Collect each line holding the string "title".

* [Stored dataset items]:
--
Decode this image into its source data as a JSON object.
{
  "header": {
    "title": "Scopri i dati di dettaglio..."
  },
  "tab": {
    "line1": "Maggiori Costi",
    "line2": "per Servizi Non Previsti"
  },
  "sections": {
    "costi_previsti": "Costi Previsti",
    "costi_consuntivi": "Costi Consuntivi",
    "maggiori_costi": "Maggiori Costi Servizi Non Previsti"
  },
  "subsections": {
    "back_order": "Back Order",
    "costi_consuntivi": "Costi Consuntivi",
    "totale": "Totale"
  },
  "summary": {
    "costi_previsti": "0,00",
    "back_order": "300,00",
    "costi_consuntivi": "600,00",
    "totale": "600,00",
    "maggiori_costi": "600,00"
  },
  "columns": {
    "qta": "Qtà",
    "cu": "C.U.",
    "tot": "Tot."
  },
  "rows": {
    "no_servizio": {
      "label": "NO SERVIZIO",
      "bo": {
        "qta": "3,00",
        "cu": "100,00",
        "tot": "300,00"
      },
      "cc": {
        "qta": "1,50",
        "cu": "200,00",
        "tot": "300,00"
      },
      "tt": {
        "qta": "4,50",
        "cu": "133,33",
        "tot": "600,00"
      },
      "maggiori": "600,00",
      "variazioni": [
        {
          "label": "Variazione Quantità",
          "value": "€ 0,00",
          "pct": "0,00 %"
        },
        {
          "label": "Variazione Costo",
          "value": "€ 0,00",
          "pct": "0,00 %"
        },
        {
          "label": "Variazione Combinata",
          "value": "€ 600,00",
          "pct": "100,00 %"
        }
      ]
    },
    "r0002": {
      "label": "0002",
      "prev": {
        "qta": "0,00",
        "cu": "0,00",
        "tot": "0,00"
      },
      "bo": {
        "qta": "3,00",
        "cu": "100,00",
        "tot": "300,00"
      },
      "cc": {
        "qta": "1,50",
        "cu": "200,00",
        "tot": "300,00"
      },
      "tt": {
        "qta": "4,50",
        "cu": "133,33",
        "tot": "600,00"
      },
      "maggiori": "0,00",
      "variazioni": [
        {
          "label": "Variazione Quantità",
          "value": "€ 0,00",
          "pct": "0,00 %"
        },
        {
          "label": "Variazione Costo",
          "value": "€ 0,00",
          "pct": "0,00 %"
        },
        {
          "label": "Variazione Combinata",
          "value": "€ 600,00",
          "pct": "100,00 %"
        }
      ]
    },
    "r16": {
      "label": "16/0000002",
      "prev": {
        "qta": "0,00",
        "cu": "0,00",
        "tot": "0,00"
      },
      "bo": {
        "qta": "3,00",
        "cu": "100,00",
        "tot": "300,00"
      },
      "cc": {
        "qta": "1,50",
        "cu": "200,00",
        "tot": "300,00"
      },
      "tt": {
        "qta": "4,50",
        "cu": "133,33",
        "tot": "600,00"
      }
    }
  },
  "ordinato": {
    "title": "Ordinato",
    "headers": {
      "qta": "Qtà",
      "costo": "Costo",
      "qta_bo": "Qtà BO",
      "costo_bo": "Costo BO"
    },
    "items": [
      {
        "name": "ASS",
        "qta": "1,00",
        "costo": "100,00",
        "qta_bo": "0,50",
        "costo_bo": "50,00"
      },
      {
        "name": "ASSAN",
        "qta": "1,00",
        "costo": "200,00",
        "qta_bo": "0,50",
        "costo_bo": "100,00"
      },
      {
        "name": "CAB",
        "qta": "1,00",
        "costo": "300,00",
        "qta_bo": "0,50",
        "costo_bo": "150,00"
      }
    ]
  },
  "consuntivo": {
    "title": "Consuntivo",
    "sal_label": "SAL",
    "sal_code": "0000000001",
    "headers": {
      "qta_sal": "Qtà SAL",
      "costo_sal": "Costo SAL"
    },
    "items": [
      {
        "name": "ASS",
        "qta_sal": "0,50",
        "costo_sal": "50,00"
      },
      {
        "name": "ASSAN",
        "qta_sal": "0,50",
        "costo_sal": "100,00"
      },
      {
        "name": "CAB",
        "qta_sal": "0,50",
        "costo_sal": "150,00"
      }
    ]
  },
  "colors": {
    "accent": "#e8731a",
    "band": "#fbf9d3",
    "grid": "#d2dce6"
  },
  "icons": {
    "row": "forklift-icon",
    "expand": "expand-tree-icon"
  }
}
--
* [FINAL RESULT]:
    "title": "Scopri i dati di dettaglio..."
    "title": "Ordinato",
    "title": "Consuntivo",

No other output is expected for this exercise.